-- Supplied material start --

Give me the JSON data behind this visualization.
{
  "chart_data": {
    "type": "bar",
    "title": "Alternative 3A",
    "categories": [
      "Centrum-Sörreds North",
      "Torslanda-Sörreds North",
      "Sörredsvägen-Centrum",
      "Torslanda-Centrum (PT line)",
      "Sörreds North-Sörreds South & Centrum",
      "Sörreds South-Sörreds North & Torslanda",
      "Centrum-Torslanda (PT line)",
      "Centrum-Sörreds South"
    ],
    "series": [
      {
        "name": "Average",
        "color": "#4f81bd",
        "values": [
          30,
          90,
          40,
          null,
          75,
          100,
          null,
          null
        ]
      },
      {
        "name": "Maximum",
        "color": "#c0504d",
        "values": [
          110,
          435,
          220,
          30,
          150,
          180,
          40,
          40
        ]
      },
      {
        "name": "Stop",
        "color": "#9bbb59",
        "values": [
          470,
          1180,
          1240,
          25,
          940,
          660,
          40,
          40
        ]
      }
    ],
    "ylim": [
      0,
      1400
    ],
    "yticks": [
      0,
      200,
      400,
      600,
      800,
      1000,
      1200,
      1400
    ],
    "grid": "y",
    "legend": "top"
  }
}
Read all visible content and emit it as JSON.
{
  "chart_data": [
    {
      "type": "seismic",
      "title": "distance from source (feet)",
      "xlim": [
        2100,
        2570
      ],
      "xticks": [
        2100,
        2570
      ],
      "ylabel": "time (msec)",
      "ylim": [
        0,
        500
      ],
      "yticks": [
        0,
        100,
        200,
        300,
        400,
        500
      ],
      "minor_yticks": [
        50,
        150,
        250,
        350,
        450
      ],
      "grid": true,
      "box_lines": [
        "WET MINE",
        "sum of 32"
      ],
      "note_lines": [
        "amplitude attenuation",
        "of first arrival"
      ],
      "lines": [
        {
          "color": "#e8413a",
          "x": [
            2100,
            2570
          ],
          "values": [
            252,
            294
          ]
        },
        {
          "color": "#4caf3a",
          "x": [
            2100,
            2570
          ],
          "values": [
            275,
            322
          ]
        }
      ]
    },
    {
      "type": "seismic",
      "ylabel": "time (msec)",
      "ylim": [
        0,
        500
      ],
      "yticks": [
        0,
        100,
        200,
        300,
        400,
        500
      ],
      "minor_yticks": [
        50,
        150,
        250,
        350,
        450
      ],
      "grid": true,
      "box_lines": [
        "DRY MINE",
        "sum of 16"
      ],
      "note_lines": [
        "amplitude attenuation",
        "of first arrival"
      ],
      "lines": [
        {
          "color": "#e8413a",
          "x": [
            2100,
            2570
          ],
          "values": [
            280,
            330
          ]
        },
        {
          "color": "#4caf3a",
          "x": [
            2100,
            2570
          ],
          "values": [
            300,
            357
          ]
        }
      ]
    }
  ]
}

-- Supplied material end --

= Exercise =
Set down all of the data above, word for word.

= Task response =
Give me the JSON data behind this visualization.
{
  "chart_data": {
    "type": "bar",
    "title": "Alternative 3A",
    "categories": [
      "Centrum-Sörreds North",
      "Torslanda-Sörreds North",
      "Sörredsvägen-Centrum",
      "Torslanda-Centrum (PT line)",
      "Sörreds North-Sörreds South & Centrum",
      "Sörreds South-Sörreds North & Torslanda",
      "Centrum-Torslanda (PT line)",
      "Centrum-Sörreds South"
    ],
    "series": [
      {
        "name": "Average",
        "color": "#4f81bd",
        "values": [
          30,
          90,
          40,
          null,
          75,
          100,
          null,
          null
        ]
      },
      {
        "name": "Maximum",
        "color": "#c0504d",
        "values": [
          110,
          435,
          220,
          30,
          150,
          180,
          40,
          40
        ]
      },
      {
        "name": "Stop",
        "color": "#9bbb59",
        "values": [
          470,
          1180,
          1240,
          25,
          940,
          660,
          40,
          40
        ]
      }
    ],
    "ylim": [
      0,
      1400
    ],
    "yticks": [
      0,
      200,
      400,
      600,
      800,
      1000,
      1200,
      1400
    ],
    "grid": "y",
    "legend": "top"
  }
}
Read all visible content and emit it as JSON.
{
  "chart_data": [
    {
      "type": "seismic",
      "title": "distance from source (feet)",
      "xlim": [
        2100,
        2570
      ],
      "xticks": [
        2100,
        2570
      ],
      "ylabel": "time (msec)",
      "ylim": [
        0,
        500
      ],
      "yticks": [
        0,
        100,
        200,
        300,
        400,
        500
      ],
      "minor_yticks": [
        50,
        150,
        250,
        350,
        450
      ],
      "grid": true,
      "box_lines": [
        "WET MINE",
        "sum of 32"
      ],
      "note_lines": [
        "amplitude attenuation",
        "of first arrival"
      ],
      "lines": [
        {
          "color": "#e8413a",
          "x": [
            2100,
            2570
          ],
          "values": [
            252,
            294
          ]
        },
        {
          "color": "#4caf3a",
          "x": [
            2100,
            2570
          ],
          "values": [
            275,
            322
          ]
        }
      ]
    },
    {
      "type": "seismic",
      "ylabel": "time (msec)",
      "ylim": [
        0,
        500
      ],
      "yticks": [
        0,
        100,
        200,
        300,
        400,
        500
      ],
      "minor_yticks": [
        50,
        150,
        250,
        350,
        450
      ],
      "grid": true,
      "box_lines": [
        "DRY MINE",
        "sum of 16"
      ],
      "note_lines": [
        "amplitude attenuation",
        "of first arrival"
      ],
      "lines": [
        {
          "color": "#e8413a",
          "x": [
            2100,
            2570
          ],
          "values": [
            280,
            330
          ]
        },
        {
          "color": "#4caf3a",
          "x": [
            2100,
            2570
          ],
          "values": [
            300,
            357
          ]
        }
      ]
    }
  ]
}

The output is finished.